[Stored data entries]

--------------------------------------------------

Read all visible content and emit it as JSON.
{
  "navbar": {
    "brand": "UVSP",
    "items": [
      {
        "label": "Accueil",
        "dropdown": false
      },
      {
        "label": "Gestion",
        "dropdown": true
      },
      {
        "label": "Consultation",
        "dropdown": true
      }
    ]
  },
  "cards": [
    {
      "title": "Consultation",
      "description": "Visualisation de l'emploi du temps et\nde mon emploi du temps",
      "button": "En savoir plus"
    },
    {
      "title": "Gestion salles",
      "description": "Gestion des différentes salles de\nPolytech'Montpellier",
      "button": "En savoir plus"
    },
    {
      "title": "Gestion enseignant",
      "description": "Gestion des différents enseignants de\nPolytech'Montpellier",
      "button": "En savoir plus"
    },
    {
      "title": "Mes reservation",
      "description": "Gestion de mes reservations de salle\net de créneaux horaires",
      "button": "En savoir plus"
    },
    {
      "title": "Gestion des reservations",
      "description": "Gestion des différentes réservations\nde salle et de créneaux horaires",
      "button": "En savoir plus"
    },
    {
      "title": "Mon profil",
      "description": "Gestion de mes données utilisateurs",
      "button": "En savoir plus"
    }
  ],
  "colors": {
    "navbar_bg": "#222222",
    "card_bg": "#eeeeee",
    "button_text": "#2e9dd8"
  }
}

--------------------------------------------------

**EXERCISE INSTRUCTIONS:**
Take the listing above and write it out again exactly.

**WRITTEN SOLUTION:**
Read all visible content and emit it as JSON.
{
  "navbar": {
    "brand": "UVSP",
    "items": [
      {
        "label": "Accueil",
        "dropdown": false
      },
      {
        "label": "Gestion",
        "dropdown": true
      },
      {
        "label": "Consultation",
        "dropdown": true
      }
    ]
  },
  "cards": [
    {
      "title": "Consultation",
      "description": "Visualisation de l'emploi du temps et\nde mon emploi du temps",
      "button": "En savoir plus"
    },
    {
      "title": "Gestion salles",
      "description": "Gestion des différentes salles de\nPolytech'Montpellier",
      "button": "En savoir plus"
    },
    {
      "title": "Gestion enseignant",
      "description": "Gestion des différents enseignants de\nPolytech'Montpellier",
      "button": "En savoir plus"
    },
    {
      "title": "Mes reservation",
      "description": "Gestion de mes reservations de salle\net de créneaux horaires",
      "button": "En savoir plus"
    },
    {
      "title": "Gestion des reservations",
      "description": "Gestion des différentes réservations\nde salle et de créneaux horaires",
      "button": "En savoir plus"
    },
    {
      "title": "Mon profil",
      "description": "Gestion de mes données utilisateurs",
      "button": "En savoir plus"
    }
  ],
  "colors": {
    "navbar_bg": "#222222",
    "card_bg": "#eeeeee",
    "button_text": "#2e9dd8"
  }
}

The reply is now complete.